• [STATED TASK] Transcribe every line of the listing below verbatim.

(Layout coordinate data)

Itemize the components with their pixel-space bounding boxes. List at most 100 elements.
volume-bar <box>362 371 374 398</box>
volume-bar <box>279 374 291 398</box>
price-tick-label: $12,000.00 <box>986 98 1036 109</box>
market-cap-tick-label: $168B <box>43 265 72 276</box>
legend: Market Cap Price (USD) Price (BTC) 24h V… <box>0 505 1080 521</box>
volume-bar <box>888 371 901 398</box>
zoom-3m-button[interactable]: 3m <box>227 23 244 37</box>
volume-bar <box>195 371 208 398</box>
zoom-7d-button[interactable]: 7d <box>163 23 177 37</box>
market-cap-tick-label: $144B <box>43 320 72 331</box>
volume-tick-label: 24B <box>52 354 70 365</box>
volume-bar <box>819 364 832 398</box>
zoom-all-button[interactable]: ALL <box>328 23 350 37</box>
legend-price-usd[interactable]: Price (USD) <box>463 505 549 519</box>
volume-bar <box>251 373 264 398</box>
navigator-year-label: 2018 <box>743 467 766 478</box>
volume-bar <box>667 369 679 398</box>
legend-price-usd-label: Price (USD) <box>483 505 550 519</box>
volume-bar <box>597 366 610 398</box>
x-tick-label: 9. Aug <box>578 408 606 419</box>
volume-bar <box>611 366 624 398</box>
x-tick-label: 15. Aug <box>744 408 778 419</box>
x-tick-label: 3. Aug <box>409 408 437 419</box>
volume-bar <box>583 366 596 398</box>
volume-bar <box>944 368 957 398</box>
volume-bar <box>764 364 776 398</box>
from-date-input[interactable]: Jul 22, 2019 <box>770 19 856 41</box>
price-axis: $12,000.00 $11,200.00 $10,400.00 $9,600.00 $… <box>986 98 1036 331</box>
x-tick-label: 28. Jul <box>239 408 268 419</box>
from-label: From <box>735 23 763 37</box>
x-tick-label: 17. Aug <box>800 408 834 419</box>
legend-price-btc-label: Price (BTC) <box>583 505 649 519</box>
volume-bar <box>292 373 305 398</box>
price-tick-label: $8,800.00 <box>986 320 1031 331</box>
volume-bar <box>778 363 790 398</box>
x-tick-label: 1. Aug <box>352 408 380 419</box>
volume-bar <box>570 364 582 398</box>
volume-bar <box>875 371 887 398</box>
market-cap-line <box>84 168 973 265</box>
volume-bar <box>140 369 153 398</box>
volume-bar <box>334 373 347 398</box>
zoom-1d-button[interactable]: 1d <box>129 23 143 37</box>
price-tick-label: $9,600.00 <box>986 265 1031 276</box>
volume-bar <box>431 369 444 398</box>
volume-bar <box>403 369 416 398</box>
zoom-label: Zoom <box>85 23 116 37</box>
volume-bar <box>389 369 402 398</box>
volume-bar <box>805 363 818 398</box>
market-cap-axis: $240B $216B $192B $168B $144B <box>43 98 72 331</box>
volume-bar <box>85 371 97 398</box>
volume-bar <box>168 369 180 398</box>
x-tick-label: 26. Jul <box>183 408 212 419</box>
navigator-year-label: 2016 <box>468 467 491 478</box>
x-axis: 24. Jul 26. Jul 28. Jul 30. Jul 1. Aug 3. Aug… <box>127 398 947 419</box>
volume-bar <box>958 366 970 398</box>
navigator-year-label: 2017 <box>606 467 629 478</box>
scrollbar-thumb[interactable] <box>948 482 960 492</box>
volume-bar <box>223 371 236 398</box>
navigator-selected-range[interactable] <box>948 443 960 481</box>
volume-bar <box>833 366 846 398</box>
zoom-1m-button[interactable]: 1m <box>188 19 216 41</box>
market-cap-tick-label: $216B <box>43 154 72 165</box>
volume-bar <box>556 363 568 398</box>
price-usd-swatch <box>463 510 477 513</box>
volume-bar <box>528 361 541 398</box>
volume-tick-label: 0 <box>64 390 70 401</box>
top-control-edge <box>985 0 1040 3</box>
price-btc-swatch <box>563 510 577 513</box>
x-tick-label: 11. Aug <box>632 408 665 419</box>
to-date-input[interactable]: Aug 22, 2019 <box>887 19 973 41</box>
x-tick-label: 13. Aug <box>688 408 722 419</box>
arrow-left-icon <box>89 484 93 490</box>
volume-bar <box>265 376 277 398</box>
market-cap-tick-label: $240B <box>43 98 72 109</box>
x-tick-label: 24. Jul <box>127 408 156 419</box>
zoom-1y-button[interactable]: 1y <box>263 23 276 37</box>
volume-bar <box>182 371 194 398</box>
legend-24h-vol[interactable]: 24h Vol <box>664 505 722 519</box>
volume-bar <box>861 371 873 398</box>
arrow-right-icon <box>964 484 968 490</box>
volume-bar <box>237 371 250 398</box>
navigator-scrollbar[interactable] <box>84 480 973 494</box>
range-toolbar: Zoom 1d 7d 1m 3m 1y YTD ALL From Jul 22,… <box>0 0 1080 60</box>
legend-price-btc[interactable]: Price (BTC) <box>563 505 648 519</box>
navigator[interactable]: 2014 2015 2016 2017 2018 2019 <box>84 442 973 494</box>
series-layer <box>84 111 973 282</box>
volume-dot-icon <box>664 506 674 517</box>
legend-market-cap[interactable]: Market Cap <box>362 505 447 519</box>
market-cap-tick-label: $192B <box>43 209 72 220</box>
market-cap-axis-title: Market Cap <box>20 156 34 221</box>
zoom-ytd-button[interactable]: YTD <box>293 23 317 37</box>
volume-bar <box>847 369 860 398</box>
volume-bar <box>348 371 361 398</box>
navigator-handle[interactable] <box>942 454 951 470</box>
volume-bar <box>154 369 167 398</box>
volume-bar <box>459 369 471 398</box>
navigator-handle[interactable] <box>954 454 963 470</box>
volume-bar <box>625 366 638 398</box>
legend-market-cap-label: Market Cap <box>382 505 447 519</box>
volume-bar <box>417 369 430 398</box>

• [RESULT OF THIS EXERCISE]
Itemize the components with their pixel-space bounding boxes. List at most 100 elements.
volume-bar <box>362 371 374 398</box>
volume-bar <box>279 374 291 398</box>
price-tick-label: $12,000.00 <box>986 98 1036 109</box>
market-cap-tick-label: $168B <box>43 265 72 276</box>
legend: Market Cap Price (USD) Price (BTC) 24h V… <box>0 505 1080 521</box>
volume-bar <box>888 371 901 398</box>
zoom-3m-button[interactable]: 3m <box>227 23 244 37</box>
volume-bar <box>195 371 208 398</box>
zoom-7d-button[interactable]: 7d <box>163 23 177 37</box>
market-cap-tick-label: $144B <box>43 320 72 331</box>
volume-tick-label: 24B <box>52 354 70 365</box>
volume-bar <box>819 364 832 398</box>
zoom-all-button[interactable]: ALL <box>328 23 350 37</box>
legend-price-usd[interactable]: Price (USD) <box>463 505 549 519</box>
volume-bar <box>251 373 264 398</box>
navigator-year-label: 2018 <box>743 467 766 478</box>
volume-bar <box>667 369 679 398</box>
legend-price-usd-label: Price (USD) <box>483 505 550 519</box>
volume-bar <box>597 366 610 398</box>
x-tick-label: 9. Aug <box>578 408 606 419</box>
volume-bar <box>611 366 624 398</box>
x-tick-label: 15. Aug <box>744 408 778 419</box>
x-tick-label: 3. Aug <box>409 408 437 419</box>
volume-bar <box>583 366 596 398</box>
volume-bar <box>944 368 957 398</box>
volume-bar <box>764 364 776 398</box>
from-date-input[interactable]: Jul 22, 2019 <box>770 19 856 41</box>
price-axis: $12,000.00 $11,200.00 $10,400.00 $9,600.00 $… <box>986 98 1036 331</box>
x-tick-label: 28. Jul <box>239 408 268 419</box>
from-label: From <box>735 23 763 37</box>
x-tick-label: 17. Aug <box>800 408 834 419</box>
legend-price-btc-label: Price (BTC) <box>583 505 649 519</box>
volume-bar <box>292 373 305 398</box>
price-tick-label: $8,800.00 <box>986 320 1031 331</box>
volume-bar <box>778 363 790 398</box>
x-tick-label: 1. Aug <box>352 408 380 419</box>
volume-bar <box>570 364 582 398</box>
volume-bar <box>875 371 887 398</box>
market-cap-line <box>84 168 973 265</box>
volume-bar <box>140 369 153 398</box>
volume-bar <box>334 373 347 398</box>
zoom-1d-button[interactable]: 1d <box>129 23 143 37</box>
price-tick-label: $9,600.00 <box>986 265 1031 276</box>
volume-bar <box>431 369 444 398</box>
volume-bar <box>403 369 416 398</box>
zoom-label: Zoom <box>85 23 116 37</box>
volume-bar <box>389 369 402 398</box>
volume-bar <box>805 363 818 398</box>
market-cap-axis: $240B $216B $192B $168B $144B <box>43 98 72 331</box>
volume-bar <box>85 371 97 398</box>
volume-bar <box>168 369 180 398</box>
x-tick-label: 26. Jul <box>183 408 212 419</box>
navigator-year-label: 2016 <box>468 467 491 478</box>
x-axis: 24. Jul 26. Jul 28. Jul 30. Jul 1. Aug 3. Aug… <box>127 398 947 419</box>
volume-bar <box>958 366 970 398</box>
navigator-year-label: 2017 <box>606 467 629 478</box>
scrollbar-thumb[interactable] <box>948 482 960 492</box>
volume-bar <box>223 371 236 398</box>
navigator-selected-range[interactable] <box>948 443 960 481</box>
volume-bar <box>833 366 846 398</box>
zoom-1m-button[interactable]: 1m <box>188 19 216 41</box>
market-cap-tick-label: $216B <box>43 154 72 165</box>
volume-bar <box>556 363 568 398</box>
price-usd-swatch <box>463 510 477 513</box>
volume-bar <box>528 361 541 398</box>
volume-tick-label: 0 <box>64 390 70 401</box>
top-control-edge <box>985 0 1040 3</box>
price-btc-swatch <box>563 510 577 513</box>
x-tick-label: 11. Aug <box>632 408 665 419</box>
to-date-input[interactable]: Aug 22, 2019 <box>887 19 973 41</box>
x-tick-label: 13. Aug <box>688 408 722 419</box>
arrow-left-icon <box>89 484 93 490</box>
volume-bar <box>265 376 277 398</box>
market-cap-tick-label: $240B <box>43 98 72 109</box>
x-tick-label: 24. Jul <box>127 408 156 419</box>
zoom-1y-button[interactable]: 1y <box>263 23 276 37</box>
volume-bar <box>182 371 194 398</box>
legend-24h-vol[interactable]: 24h Vol <box>664 505 722 519</box>
volume-bar <box>861 371 873 398</box>
arrow-right-icon <box>964 484 968 490</box>
volume-bar <box>237 371 250 398</box>
navigator-scrollbar[interactable] <box>84 480 973 494</box>
range-toolbar: Zoom 1d 7d 1m 3m 1y YTD ALL From Jul 22,… <box>0 0 1080 60</box>
legend-price-btc[interactable]: Price (BTC) <box>563 505 648 519</box>
navigator[interactable]: 2014 2015 2016 2017 2018 2019 <box>84 442 973 494</box>
series-layer <box>84 111 973 282</box>
volume-dot-icon <box>664 506 674 517</box>
legend-market-cap[interactable]: Market Cap <box>362 505 447 519</box>
market-cap-tick-label: $192B <box>43 209 72 220</box>
market-cap-axis-title: Market Cap <box>20 156 34 221</box>
zoom-ytd-button[interactable]: YTD <box>293 23 317 37</box>
volume-bar <box>847 369 860 398</box>
volume-bar <box>348 371 361 398</box>
navigator-handle[interactable] <box>942 454 951 470</box>
volume-bar <box>154 369 167 398</box>
volume-bar <box>459 369 471 398</box>
navigator-handle[interactable] <box>954 454 963 470</box>
volume-bar <box>625 366 638 398</box>
legend-market-cap-label: Market Cap <box>382 505 447 519</box>
volume-bar <box>417 369 430 398</box>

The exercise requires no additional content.